**WHAT THIS TASK INVOLVES**
Below are some entries. Copy each line that holds the string "未制定标准".

**SUPPLIED DATA**
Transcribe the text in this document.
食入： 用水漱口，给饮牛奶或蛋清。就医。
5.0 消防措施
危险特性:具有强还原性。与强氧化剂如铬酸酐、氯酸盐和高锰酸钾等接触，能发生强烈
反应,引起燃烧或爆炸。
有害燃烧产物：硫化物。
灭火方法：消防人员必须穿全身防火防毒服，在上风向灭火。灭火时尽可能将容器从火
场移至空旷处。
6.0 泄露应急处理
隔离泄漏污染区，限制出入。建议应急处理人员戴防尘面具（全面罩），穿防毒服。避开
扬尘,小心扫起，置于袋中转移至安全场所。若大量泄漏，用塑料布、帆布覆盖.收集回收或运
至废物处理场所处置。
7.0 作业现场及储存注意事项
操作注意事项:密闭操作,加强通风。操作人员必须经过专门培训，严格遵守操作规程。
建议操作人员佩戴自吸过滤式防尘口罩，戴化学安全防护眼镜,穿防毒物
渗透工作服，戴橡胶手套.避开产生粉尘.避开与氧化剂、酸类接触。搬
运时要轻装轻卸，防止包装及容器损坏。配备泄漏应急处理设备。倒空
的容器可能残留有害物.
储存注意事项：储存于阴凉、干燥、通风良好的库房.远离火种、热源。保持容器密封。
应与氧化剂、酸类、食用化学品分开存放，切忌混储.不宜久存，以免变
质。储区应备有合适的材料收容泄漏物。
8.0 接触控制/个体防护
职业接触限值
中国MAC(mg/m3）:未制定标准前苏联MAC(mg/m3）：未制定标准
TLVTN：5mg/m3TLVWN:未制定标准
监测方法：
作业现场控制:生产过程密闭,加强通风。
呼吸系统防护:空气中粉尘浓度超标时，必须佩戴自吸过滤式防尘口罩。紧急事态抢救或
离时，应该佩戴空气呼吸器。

**TASK RESPONSE**
中国MAC(mg/m3）:未制定标准前苏联MAC(mg/m3）：未制定标准
TLVTN：5mg/m3TLVWN:未制定标准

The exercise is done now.